### Available records
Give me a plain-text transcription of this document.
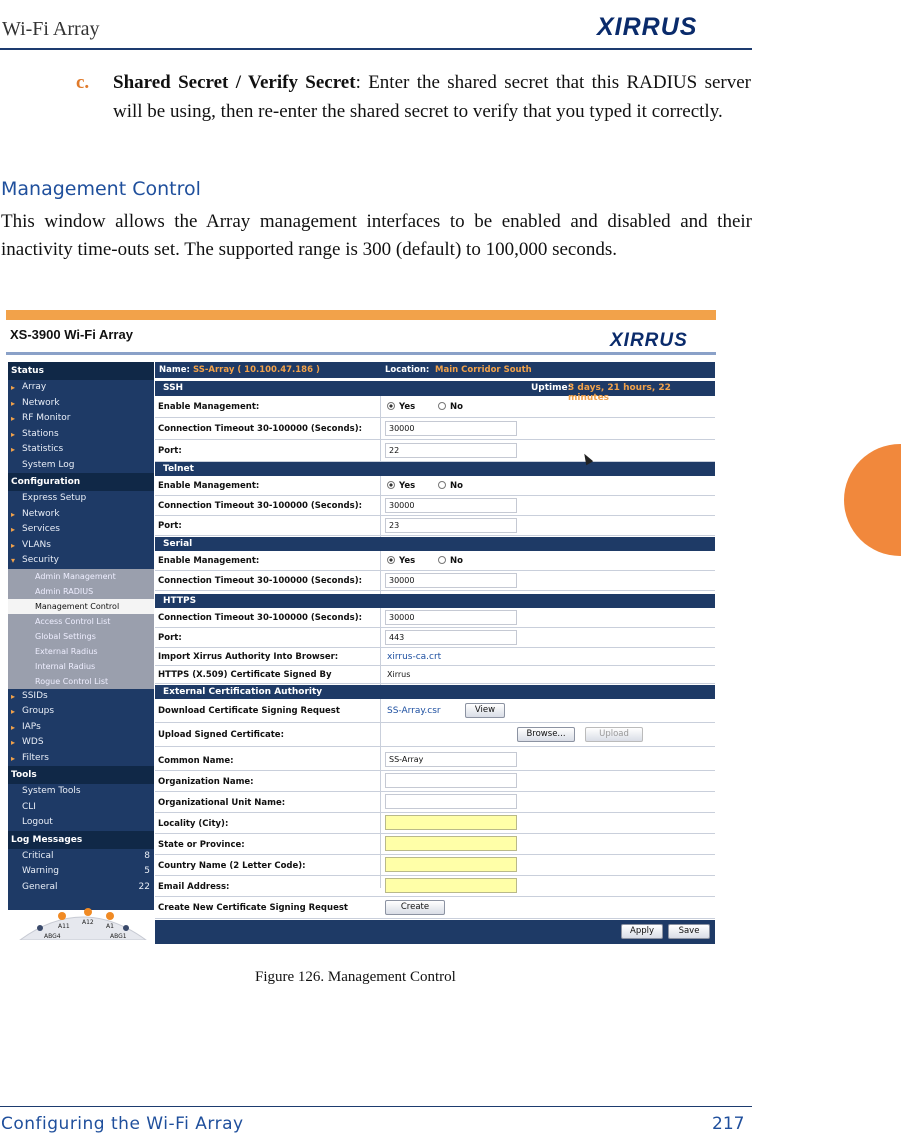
Wi-Fi Array	XIRRUS
c. Shared Secret / Verify Secret: Enter the shared secret that this RADIUS server will be using, then re-enter the shared secret to verify that you typed it correctly.
Management Control
This window allows the Array management interfaces to be enabled and disabled and their inactivity time-outs set. The supported range is 300 (default) to 100,000 seconds.
XS-3900 Wi-Fi Array	XIRRUS
Status
▸ Array
▸ Network
▸ RF Monitor
▸ Stations
▸ Statistics
System Log
Configuration
Express Setup
▸ Network
▸ Services
▸ VLANs
▾ Security
Admin Management
Admin RADIUS
Management Control
Access Control List
Global Settings
External Radius
Internal Radius
Rogue Control List
▸ SSIDs
▸ Groups
▸ IAPs
▸ WDS
▸ Filters
Tools
System Tools
CLI
Logout
Log Messages
Critical	8
Warning	5
General	22
A11
A12
A1
ABG4	ABG1
Name: SS-Array ( 10.100.47.186 )	Location: Main Corridor South
SSH	Uptime:
3 days, 21 hours, 22 minutes
Enable Management:	Yes	No
Connection Timeout 30-100000 (Seconds):	30000
Port:	22
Telnet
Enable Management:	Yes	No
Connection Timeout 30-100000 (Seconds):	30000
Port:	23
Serial
Enable Management:	Yes	No
Connection Timeout 30-100000 (Seconds):	30000
HTTPS
Connection Timeout 30-100000 (Seconds):	30000
Port:	443
Import Xirrus Authority Into Browser:	xirrus-ca.crt
HTTPS (X.509) Certificate Signed By	Xirrus
External Certification Authority
Download Certificate Signing Request	SS-Array.csr	View
Upload Signed Certificate:	Browse...	Upload
Common Name:	SS-Array
Organization Name:
Organizational Unit Name:
Locality (City):
State or Province:
Country Name (2 Letter Code):
Email Address:
Create New Certificate Signing Request	Create
Apply	Save
Figure 126. Management Control
Configuring the Wi-Fi Array	217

### The task
In the records above, locate the lines holding the word "Array". Copy each of them.

### Answer below
Wi-Fi Array	XIRRUS
This window allows the Array management interfaces to be enabled and disabled and their inactivity time-outs set. The supported range is 300 (default) to 100,000 seconds.
XS-3900 Wi-Fi Array	XIRRUS
▸ Array
Name: SS-Array ( 10.100.47.186 )	Location: Main Corridor South
Download Certificate Signing Request	SS-Array.csr	View
Common Name:	SS-Array
Configuring the Wi-Fi Array	217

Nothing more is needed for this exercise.